**Task directions**
Among the lines of this listing, count those that include "title" and state the count by itself.

**Data for this task**
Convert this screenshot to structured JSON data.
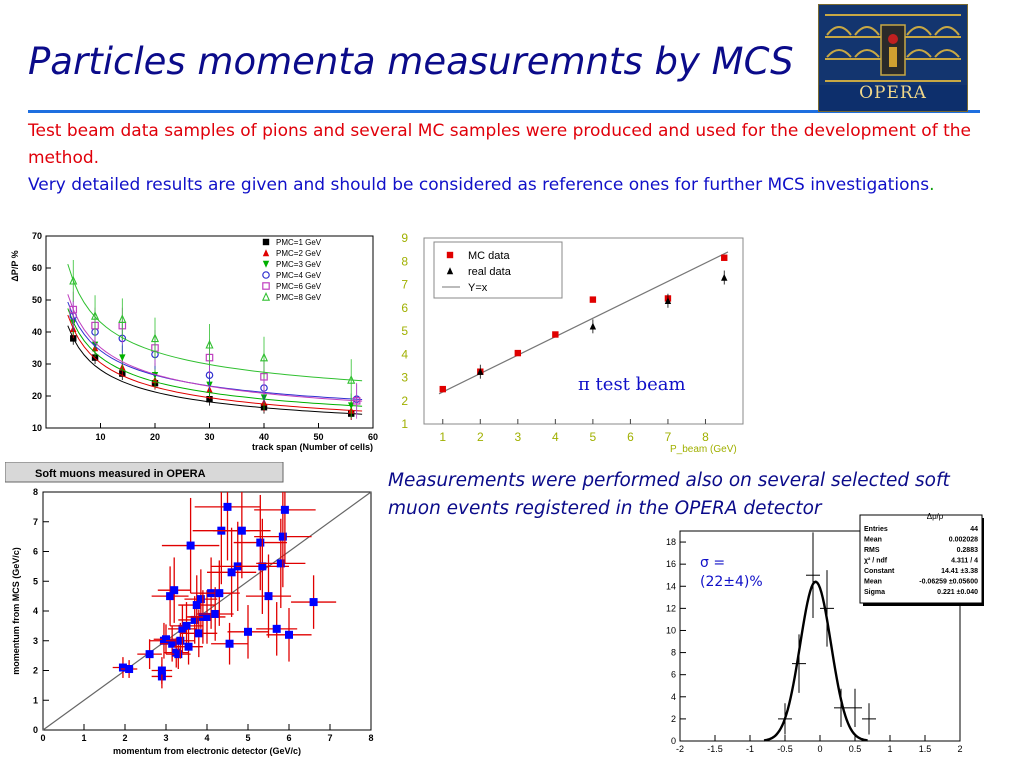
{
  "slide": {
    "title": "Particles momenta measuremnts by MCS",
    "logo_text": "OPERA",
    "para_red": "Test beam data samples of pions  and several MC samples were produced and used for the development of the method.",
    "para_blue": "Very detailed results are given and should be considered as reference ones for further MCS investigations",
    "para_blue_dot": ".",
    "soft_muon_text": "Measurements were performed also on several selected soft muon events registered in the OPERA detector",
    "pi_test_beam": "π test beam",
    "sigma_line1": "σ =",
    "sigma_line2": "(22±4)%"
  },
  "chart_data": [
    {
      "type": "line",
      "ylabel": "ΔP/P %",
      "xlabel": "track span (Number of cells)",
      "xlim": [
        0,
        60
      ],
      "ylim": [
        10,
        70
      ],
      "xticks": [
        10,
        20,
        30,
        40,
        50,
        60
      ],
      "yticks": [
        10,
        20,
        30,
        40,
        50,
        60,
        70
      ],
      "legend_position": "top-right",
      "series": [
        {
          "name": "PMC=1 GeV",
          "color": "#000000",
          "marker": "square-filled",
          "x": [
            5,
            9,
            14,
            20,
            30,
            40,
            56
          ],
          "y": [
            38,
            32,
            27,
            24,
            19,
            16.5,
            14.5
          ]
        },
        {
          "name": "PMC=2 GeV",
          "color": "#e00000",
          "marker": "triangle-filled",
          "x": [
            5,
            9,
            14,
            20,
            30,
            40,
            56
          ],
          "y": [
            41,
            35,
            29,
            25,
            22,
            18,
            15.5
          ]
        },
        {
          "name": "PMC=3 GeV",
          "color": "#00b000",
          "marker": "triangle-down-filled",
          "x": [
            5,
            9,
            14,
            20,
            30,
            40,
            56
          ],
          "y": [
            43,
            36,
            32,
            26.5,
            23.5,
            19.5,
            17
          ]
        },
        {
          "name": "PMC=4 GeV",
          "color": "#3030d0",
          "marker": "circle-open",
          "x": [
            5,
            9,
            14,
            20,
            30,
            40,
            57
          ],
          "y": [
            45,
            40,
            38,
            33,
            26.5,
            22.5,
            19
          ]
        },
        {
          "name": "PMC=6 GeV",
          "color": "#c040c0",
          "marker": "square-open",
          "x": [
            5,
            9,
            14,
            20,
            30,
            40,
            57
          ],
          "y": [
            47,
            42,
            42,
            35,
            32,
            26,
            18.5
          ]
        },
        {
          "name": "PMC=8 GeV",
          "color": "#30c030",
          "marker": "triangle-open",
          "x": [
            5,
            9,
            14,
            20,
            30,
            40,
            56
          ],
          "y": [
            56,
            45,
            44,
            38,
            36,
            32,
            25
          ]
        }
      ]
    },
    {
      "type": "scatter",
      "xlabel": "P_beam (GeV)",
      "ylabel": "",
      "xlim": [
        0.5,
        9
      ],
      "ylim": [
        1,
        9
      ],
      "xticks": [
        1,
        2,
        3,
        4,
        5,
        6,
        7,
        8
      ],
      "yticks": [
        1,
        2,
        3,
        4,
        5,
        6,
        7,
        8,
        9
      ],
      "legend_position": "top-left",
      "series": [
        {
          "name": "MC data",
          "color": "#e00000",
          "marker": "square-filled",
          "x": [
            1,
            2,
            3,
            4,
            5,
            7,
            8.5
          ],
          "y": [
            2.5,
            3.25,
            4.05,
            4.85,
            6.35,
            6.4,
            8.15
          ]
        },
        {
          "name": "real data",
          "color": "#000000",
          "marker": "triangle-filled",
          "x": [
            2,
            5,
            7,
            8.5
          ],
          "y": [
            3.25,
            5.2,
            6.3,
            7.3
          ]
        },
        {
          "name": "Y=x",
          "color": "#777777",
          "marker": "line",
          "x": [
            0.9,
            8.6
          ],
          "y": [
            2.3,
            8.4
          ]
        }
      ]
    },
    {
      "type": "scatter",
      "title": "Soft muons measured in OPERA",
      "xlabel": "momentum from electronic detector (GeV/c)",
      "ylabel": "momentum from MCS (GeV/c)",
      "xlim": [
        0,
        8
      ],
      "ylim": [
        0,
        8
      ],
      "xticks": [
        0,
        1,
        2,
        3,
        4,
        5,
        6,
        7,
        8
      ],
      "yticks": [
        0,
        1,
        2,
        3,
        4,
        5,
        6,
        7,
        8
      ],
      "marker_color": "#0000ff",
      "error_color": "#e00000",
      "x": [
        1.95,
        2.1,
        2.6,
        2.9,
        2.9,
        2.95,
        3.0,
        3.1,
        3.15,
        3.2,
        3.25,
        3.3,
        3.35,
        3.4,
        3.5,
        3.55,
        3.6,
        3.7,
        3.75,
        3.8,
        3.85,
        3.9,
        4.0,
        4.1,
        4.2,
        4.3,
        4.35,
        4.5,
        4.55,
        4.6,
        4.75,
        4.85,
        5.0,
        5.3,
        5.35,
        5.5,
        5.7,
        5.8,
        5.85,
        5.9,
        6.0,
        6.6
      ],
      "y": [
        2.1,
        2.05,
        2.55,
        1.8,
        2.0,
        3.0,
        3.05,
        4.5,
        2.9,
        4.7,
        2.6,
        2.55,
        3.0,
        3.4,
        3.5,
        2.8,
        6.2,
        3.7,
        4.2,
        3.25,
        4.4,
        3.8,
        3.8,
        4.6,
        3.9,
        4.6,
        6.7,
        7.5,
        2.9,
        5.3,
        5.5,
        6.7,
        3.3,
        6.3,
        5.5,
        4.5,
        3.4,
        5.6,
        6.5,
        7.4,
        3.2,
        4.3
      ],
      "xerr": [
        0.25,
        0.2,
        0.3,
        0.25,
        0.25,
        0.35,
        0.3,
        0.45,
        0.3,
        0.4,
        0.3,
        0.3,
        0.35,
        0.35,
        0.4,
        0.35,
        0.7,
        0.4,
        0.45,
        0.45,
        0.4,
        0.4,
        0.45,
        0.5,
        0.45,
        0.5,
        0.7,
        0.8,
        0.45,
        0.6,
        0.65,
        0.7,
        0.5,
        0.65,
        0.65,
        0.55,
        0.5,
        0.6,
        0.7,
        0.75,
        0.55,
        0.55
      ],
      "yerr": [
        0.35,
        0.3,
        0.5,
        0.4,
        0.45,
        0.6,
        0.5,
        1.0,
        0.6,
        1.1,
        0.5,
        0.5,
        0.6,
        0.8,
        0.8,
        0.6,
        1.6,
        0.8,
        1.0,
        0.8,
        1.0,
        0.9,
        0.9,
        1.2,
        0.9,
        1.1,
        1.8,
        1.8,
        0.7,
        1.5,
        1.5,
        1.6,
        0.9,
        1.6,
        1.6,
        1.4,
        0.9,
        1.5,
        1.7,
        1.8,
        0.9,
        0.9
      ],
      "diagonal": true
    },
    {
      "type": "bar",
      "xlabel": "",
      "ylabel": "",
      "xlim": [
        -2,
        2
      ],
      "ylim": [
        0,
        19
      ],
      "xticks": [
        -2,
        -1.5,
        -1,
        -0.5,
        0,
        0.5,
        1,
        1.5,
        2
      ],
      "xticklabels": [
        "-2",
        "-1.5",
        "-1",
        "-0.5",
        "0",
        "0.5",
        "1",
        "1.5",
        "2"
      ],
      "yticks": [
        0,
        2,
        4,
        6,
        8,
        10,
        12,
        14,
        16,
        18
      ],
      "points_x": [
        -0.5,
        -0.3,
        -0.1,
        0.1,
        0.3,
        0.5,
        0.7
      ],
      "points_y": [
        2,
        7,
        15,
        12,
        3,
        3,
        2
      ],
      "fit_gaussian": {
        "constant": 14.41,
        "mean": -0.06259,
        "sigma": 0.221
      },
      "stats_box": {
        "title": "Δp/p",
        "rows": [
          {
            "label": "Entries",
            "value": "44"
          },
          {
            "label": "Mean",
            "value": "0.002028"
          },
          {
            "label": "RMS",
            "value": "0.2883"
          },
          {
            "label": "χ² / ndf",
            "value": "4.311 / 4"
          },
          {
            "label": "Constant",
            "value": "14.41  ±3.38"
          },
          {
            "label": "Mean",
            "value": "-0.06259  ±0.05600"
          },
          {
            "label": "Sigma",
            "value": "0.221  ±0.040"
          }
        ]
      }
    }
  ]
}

**Exercise result**
3